Leave the pictures out. Return all other data exactly.

[Excerpt from a dataset]

——————

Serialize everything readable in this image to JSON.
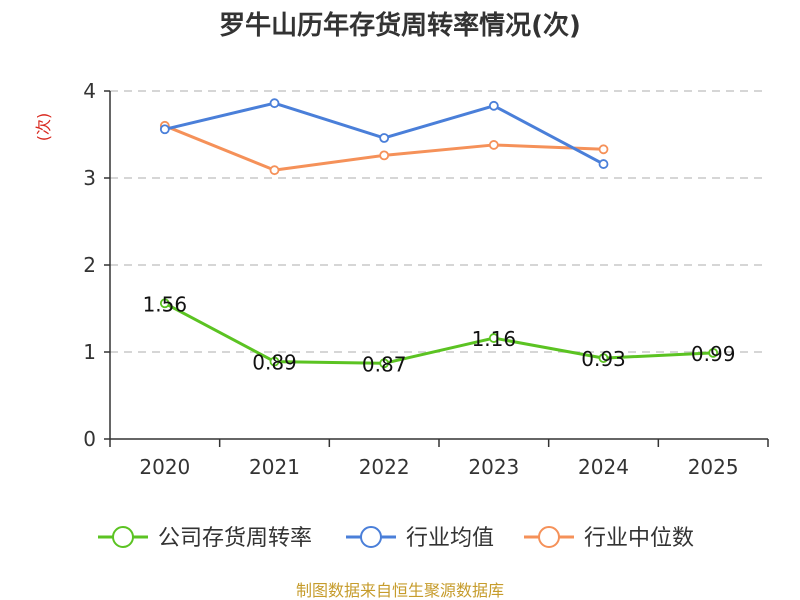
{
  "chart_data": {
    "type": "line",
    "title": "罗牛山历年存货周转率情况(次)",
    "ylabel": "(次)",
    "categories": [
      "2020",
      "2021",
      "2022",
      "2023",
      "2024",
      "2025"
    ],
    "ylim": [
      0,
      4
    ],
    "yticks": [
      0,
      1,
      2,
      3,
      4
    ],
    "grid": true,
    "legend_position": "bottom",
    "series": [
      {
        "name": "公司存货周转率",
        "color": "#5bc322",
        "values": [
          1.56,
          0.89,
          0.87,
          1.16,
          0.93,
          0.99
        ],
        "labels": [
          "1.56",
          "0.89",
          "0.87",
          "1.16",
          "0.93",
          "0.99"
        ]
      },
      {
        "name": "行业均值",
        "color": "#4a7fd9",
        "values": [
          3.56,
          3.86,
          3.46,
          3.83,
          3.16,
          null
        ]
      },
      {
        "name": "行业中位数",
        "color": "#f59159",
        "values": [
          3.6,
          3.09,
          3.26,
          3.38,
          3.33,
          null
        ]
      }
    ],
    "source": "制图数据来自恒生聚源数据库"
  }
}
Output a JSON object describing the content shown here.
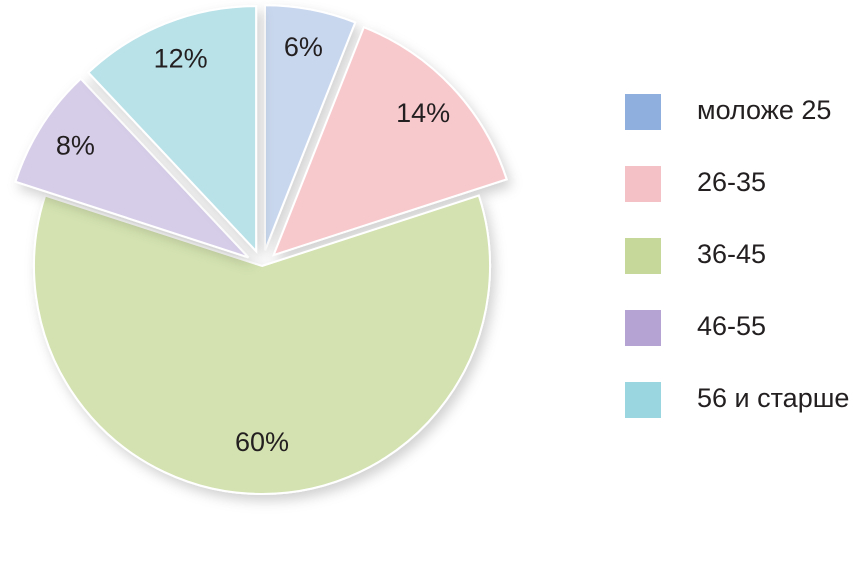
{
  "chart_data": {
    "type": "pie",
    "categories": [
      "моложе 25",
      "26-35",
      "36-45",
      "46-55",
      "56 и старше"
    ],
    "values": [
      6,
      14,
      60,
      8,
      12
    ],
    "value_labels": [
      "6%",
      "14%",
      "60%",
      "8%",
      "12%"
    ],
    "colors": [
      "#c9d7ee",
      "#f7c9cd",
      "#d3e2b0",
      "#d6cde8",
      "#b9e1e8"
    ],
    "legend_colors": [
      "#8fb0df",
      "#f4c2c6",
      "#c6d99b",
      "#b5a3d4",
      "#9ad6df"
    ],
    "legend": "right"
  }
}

——————

§ ANSWER FOR THIS EXERCISE:
Serialize everything readable in this image to JSON.
{
  "chart_data": {
    "type": "line",
    "title": "罗牛山历年存货周转率情况(次)",
    "ylabel": "(次)",
    "categories": [
      "2020",
      "2021",
      "2022",
      "2023",
      "2024",
      "2025"
    ],
    "ylim": [
      0,
      4
    ],
    "yticks": [
      0,
      1,
      2,
      3,
      4
    ],
    "grid": true,
    "legend_position": "bottom",
    "series": [
      {
        "name": "公司存货周转率",
        "color": "#5bc322",
        "values": [
          1.56,
          0.89,
          0.87,
          1.16,
          0.93,
          0.99
        ],
        "labels": [
          "1.56",
          "0.89",
          "0.87",
          "1.16",
          "0.93",
          "0.99"
        ]
      },
      {
        "name": "行业均值",
        "color": "#4a7fd9",
        "values": [
          3.56,
          3.86,
          3.46,
          3.83,
          3.16,
          null
        ]
      },
      {
        "name": "行业中位数",
        "color": "#f59159",
        "values": [
          3.6,
          3.09,
          3.26,
          3.38,
          3.33,
          null
        ]
      }
    ],
    "source": "制图数据来自恒生聚源数据库"
  }
}
Output a JSON object describing the content shown here.
{
  "chart_data": {
    "type": "pie",
    "categories": [
      "моложе 25",
      "26-35",
      "36-45",
      "46-55",
      "56 и старше"
    ],
    "values": [
      6,
      14,
      60,
      8,
      12
    ],
    "value_labels": [
      "6%",
      "14%",
      "60%",
      "8%",
      "12%"
    ],
    "colors": [
      "#c9d7ee",
      "#f7c9cd",
      "#d3e2b0",
      "#d6cde8",
      "#b9e1e8"
    ],
    "legend_colors": [
      "#8fb0df",
      "#f4c2c6",
      "#c6d99b",
      "#b5a3d4",
      "#9ad6df"
    ],
    "legend": "right"
  }
}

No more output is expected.